Directions
State how many lines of the listing below include the word "category". Give only the number.

Entries shown

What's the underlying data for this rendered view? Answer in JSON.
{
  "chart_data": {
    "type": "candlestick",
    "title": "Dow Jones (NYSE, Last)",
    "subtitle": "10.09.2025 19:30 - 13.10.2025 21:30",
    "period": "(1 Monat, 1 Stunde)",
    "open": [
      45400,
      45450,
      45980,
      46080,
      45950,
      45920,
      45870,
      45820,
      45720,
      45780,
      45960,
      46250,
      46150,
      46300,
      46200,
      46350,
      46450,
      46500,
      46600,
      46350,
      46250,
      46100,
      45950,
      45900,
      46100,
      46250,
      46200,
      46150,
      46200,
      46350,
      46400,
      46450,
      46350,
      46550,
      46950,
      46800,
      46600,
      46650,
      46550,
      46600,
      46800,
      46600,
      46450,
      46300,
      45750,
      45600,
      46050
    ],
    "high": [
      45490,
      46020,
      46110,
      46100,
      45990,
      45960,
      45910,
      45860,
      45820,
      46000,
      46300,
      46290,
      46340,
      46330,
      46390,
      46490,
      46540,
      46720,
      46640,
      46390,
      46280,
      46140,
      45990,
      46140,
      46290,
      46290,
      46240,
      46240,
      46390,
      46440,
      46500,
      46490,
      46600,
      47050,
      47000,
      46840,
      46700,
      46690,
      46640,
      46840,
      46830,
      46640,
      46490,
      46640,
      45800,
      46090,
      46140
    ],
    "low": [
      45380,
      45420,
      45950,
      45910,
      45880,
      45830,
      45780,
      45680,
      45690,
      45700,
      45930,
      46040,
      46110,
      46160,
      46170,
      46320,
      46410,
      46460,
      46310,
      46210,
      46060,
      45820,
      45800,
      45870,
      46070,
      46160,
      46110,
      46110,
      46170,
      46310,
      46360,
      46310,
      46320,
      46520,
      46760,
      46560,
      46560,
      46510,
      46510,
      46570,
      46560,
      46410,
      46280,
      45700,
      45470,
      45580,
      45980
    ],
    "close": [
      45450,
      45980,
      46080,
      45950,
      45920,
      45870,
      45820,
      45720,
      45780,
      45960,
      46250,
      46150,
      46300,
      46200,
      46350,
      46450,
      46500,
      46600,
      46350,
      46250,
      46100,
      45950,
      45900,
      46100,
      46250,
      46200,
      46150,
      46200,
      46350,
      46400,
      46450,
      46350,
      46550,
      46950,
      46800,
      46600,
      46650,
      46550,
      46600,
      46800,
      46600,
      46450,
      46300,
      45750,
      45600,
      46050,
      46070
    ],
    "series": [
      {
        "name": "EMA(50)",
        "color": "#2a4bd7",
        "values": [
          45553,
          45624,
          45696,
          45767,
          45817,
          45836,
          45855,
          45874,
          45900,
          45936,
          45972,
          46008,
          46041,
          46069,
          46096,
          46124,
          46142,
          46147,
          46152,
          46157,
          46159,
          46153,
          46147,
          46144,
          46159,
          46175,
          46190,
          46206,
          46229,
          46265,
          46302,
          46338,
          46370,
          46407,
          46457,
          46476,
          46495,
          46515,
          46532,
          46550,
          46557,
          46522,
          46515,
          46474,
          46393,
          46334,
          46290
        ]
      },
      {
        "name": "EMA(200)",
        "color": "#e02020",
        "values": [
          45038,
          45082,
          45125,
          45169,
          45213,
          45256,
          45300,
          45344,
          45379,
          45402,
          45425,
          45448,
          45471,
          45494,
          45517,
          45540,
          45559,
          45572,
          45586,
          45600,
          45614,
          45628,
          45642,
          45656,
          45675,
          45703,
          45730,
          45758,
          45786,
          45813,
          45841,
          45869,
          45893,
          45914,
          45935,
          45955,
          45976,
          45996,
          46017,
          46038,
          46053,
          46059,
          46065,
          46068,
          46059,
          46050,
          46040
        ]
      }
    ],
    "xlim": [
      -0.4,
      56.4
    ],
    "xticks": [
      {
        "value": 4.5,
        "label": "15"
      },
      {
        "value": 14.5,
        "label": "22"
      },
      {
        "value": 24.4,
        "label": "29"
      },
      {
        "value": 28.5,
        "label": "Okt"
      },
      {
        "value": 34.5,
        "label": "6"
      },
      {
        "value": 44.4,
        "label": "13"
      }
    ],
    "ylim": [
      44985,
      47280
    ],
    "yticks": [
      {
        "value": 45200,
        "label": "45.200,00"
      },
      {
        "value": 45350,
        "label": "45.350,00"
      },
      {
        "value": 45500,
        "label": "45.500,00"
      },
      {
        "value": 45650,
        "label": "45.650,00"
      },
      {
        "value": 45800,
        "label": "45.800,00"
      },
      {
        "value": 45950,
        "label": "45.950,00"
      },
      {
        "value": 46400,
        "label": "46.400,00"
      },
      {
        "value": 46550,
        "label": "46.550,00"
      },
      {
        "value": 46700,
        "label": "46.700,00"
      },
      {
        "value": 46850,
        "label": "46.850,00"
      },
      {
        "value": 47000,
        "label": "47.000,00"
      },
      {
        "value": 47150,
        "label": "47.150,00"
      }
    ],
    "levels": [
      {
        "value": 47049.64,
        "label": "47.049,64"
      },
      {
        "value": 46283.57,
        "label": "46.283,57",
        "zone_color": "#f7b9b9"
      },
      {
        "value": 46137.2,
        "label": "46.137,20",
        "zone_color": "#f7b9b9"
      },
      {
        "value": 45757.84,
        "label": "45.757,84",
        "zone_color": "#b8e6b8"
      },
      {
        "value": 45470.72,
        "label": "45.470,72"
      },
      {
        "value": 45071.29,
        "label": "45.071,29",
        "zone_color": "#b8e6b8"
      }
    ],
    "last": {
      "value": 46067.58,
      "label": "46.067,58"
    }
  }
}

* * *

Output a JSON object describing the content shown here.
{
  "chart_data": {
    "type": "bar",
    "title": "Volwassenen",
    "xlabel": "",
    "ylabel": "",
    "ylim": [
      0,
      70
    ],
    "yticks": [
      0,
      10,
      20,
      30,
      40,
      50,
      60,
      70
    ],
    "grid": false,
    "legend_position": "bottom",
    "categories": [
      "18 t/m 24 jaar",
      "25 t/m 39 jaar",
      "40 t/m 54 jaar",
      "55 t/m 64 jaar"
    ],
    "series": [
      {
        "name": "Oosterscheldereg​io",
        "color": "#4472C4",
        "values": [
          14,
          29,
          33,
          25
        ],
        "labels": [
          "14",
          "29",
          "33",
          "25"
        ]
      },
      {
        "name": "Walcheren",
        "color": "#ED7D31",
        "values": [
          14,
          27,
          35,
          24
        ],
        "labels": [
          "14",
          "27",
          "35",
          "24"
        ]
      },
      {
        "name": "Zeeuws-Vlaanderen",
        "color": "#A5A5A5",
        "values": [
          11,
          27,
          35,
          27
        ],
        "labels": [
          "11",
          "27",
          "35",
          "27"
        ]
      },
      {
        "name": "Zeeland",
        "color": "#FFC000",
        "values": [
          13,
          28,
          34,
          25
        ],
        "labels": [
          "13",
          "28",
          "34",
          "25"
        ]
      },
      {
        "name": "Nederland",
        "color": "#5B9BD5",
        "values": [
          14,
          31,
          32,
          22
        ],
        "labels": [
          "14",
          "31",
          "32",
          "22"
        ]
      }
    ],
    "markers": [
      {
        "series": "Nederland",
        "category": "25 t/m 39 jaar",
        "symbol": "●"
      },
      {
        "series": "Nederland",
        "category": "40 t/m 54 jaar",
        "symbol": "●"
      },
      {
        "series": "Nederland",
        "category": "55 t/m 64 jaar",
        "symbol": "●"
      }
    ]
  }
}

Finished exercise
3